> _TASK DIRECTIONS_
Pick out and copy every line in the entries below that contains the string "area". Treat uppercase and lowercase letters as different.

+ + + + + + +

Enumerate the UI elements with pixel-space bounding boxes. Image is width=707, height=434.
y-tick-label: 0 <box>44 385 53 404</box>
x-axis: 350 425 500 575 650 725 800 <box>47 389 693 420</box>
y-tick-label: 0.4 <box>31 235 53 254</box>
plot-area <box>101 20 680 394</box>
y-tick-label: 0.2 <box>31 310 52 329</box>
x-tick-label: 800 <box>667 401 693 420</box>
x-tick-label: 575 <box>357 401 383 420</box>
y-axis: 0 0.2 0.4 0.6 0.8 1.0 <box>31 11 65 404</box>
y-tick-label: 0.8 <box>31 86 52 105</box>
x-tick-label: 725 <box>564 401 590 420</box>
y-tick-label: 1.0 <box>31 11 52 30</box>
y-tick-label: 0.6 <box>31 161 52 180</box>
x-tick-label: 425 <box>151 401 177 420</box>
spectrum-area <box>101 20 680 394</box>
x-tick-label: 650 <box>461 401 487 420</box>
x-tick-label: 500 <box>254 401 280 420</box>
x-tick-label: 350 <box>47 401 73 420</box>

+ + + + + + +

> _EXERCISE OUTPUT_
plot-area <box>101 20 680 394</box>
spectrum-area <box>101 20 680 394</box>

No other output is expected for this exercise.